DIRECTIONS FOR THIS TASK | Pull out every line below that holds the word "Возможности".
** begin **
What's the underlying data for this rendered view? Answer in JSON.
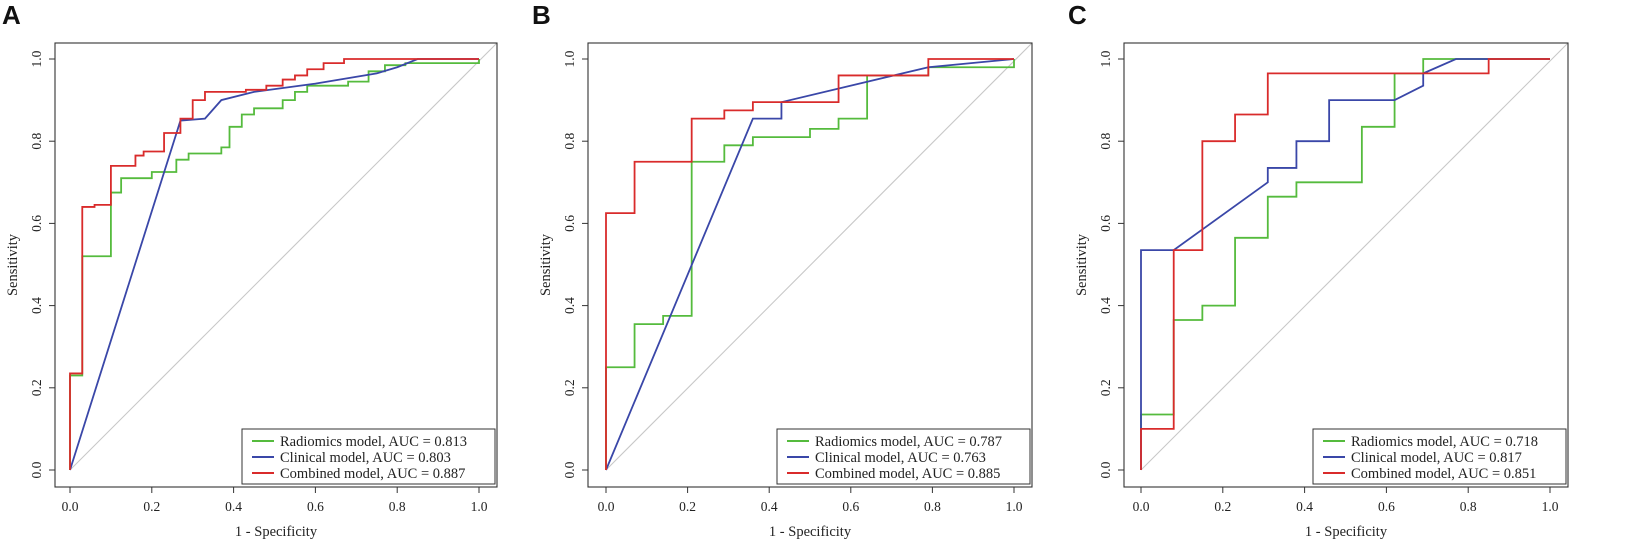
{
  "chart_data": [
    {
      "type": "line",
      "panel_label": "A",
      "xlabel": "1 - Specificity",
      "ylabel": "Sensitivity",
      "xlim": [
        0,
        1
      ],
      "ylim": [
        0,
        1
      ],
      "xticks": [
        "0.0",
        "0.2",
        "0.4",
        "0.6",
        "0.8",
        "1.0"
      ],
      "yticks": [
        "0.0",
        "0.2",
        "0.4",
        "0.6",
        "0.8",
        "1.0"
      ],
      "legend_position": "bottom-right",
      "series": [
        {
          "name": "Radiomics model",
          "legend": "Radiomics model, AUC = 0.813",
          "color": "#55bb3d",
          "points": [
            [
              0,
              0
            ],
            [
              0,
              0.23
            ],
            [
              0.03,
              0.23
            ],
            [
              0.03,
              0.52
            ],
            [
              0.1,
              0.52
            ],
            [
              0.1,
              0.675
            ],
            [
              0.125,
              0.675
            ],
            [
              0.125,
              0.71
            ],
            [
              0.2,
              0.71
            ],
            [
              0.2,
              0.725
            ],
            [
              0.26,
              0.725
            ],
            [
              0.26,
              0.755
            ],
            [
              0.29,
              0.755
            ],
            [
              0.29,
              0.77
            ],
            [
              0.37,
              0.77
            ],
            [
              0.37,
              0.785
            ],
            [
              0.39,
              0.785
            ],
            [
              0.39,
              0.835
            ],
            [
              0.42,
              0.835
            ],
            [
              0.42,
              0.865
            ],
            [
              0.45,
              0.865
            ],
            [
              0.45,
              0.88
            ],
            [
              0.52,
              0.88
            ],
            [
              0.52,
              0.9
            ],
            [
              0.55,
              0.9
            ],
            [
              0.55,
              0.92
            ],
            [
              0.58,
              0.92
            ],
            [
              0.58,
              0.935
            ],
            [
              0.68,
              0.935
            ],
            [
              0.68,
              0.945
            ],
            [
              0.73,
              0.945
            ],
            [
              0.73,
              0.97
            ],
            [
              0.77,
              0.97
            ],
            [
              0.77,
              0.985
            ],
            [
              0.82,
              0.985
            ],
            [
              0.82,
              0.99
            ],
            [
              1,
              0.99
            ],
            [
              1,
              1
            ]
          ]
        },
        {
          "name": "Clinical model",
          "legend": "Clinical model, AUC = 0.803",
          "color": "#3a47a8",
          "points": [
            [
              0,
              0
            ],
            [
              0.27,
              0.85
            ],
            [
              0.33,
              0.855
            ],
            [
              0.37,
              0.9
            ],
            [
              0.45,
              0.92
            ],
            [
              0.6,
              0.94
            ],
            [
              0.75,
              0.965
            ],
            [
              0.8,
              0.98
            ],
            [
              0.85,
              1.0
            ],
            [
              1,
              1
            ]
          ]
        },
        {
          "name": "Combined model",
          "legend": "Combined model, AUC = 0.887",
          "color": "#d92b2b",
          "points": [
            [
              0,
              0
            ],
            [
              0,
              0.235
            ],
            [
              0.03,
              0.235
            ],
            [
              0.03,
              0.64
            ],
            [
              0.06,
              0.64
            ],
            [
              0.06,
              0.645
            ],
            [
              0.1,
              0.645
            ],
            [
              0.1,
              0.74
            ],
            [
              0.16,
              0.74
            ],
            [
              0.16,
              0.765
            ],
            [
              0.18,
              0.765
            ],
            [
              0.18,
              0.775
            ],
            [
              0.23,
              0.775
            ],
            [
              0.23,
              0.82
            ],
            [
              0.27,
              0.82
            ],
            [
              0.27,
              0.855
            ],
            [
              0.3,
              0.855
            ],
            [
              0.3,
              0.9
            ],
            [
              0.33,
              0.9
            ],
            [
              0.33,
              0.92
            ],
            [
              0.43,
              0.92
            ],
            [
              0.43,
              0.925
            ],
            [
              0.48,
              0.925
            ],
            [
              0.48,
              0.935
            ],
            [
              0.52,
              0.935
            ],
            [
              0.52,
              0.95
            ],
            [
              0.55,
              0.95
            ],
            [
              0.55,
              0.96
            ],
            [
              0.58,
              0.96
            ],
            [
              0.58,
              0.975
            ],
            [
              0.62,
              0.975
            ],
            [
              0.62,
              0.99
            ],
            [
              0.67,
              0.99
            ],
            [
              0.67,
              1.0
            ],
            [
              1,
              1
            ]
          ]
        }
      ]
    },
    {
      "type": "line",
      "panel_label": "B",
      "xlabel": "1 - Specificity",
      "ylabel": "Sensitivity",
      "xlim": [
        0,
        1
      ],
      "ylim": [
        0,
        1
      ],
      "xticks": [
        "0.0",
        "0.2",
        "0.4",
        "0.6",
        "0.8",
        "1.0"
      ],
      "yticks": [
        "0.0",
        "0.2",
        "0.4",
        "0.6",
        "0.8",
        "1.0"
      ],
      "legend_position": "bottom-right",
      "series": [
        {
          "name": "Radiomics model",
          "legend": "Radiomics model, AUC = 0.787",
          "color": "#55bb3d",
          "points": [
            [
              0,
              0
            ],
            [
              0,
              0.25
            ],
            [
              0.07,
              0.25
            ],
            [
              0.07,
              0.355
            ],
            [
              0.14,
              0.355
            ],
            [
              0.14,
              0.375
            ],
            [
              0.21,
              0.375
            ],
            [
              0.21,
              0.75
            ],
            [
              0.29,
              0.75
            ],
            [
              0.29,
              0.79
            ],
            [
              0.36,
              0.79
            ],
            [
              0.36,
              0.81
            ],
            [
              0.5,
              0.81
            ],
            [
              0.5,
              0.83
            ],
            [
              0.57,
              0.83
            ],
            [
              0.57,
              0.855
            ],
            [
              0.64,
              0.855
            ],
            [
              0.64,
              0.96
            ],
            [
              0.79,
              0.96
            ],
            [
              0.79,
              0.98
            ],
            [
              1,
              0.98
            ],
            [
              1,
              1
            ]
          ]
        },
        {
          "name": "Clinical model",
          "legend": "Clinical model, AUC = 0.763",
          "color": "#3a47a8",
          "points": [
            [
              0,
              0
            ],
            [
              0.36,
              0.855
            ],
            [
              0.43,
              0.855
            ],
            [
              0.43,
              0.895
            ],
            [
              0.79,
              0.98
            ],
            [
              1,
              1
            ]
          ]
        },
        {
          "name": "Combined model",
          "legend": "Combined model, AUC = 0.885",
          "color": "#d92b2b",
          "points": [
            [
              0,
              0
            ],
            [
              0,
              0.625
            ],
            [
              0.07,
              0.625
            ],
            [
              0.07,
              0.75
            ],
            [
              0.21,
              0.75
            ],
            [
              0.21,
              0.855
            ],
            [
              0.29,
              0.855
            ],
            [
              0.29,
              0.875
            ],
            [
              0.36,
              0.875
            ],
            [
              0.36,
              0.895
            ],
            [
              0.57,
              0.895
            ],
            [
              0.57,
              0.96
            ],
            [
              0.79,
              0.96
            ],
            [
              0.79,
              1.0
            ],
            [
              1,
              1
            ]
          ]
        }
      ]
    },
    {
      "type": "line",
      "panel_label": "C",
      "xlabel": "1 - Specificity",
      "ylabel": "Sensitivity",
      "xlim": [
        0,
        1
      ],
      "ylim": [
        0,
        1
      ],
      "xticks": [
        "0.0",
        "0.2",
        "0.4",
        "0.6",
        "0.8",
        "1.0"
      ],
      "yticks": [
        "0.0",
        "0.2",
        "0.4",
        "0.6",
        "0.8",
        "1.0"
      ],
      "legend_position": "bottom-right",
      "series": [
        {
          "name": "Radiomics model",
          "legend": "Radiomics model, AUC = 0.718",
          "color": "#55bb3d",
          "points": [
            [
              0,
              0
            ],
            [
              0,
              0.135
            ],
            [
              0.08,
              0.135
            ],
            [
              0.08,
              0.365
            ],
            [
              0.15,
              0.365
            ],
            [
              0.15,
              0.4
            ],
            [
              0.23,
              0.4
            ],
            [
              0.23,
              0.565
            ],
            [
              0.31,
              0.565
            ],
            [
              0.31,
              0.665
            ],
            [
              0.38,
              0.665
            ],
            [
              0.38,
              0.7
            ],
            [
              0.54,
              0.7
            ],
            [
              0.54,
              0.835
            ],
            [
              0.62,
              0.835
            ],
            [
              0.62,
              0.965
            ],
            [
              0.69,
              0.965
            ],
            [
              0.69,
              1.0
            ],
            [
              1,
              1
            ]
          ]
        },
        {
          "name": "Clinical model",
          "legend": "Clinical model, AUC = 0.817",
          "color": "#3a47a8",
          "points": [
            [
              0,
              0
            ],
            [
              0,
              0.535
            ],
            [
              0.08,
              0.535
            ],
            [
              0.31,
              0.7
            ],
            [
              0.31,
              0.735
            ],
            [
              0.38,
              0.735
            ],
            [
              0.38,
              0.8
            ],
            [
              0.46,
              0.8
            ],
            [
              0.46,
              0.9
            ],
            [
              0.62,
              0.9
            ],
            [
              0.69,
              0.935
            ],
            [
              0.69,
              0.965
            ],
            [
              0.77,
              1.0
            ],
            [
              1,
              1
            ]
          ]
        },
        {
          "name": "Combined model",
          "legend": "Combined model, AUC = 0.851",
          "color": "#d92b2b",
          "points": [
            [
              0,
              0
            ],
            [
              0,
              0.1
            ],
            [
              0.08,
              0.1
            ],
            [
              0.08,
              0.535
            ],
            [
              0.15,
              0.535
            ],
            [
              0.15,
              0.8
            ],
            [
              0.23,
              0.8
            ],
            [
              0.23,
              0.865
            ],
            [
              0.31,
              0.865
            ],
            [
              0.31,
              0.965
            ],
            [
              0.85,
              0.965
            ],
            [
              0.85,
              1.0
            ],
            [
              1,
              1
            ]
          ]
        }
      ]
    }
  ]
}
** end **
** begin **
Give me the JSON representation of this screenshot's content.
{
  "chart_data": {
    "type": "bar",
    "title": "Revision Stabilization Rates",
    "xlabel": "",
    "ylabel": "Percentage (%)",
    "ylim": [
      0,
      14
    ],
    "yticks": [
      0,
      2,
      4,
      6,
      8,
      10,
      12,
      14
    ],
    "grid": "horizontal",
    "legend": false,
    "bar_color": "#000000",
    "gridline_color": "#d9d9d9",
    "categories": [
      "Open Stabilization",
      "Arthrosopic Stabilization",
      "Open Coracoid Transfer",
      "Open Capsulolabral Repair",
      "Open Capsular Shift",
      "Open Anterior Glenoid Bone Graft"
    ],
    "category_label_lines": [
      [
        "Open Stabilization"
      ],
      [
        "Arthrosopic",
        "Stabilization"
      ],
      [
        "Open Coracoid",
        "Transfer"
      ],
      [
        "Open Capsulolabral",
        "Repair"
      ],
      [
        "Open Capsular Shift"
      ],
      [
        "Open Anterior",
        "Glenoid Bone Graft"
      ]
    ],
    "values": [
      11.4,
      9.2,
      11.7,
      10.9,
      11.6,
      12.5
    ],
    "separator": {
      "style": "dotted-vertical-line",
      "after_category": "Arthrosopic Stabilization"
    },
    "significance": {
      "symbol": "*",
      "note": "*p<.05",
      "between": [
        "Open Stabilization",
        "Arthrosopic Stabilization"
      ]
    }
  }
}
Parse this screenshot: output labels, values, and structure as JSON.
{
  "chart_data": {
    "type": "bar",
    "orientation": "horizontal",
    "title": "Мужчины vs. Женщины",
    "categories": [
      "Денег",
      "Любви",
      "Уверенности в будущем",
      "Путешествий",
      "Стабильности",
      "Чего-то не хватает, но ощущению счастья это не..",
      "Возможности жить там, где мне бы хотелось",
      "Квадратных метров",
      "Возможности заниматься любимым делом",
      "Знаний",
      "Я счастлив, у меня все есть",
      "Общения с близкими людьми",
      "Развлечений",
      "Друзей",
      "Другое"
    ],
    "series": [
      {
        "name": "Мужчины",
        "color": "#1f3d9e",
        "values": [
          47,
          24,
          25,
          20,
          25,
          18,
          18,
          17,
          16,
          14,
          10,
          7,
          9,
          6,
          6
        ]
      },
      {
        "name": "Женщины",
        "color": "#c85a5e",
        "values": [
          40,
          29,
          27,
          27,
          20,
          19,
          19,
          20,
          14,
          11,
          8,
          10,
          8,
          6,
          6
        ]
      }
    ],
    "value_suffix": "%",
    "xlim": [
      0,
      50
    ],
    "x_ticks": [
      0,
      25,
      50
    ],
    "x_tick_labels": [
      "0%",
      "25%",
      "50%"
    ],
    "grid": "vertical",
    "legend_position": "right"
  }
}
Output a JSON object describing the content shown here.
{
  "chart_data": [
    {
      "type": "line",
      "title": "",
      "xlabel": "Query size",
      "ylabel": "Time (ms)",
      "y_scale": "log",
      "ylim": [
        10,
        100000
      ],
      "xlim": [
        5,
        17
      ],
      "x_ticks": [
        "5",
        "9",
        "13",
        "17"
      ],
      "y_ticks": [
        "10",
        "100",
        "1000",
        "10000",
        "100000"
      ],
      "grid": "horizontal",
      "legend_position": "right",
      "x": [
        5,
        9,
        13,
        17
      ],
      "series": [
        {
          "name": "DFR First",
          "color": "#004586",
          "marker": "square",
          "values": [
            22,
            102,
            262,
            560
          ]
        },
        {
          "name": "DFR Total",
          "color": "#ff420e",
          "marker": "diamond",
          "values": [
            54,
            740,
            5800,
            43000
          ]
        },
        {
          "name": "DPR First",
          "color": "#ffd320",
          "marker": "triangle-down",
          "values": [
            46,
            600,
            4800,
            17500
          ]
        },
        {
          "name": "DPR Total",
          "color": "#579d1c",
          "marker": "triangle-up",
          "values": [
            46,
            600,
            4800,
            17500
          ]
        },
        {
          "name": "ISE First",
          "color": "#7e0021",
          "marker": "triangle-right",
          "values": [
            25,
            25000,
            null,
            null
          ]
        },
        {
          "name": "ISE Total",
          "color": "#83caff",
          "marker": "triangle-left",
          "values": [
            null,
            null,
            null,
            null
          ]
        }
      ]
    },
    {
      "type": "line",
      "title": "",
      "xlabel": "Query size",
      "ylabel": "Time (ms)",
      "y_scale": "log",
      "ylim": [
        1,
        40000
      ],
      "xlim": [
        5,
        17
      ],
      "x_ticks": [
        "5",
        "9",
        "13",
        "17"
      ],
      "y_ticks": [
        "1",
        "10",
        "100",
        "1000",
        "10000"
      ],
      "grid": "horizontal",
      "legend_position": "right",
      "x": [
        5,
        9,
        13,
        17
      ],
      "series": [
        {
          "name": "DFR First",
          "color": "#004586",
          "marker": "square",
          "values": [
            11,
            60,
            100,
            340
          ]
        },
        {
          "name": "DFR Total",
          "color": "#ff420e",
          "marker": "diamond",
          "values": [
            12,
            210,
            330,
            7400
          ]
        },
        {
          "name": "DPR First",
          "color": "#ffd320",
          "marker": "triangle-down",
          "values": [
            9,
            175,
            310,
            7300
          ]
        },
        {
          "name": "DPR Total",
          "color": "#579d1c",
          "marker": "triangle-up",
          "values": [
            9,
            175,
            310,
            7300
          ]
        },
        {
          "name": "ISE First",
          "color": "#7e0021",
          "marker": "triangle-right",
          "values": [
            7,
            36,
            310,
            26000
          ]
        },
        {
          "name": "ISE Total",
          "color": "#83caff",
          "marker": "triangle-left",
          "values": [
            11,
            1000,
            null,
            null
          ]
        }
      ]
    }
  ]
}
** end **
FINAL RESULT |
      "Возможности жить там, где мне бы хотелось",
      "Возможности заниматься любимым делом",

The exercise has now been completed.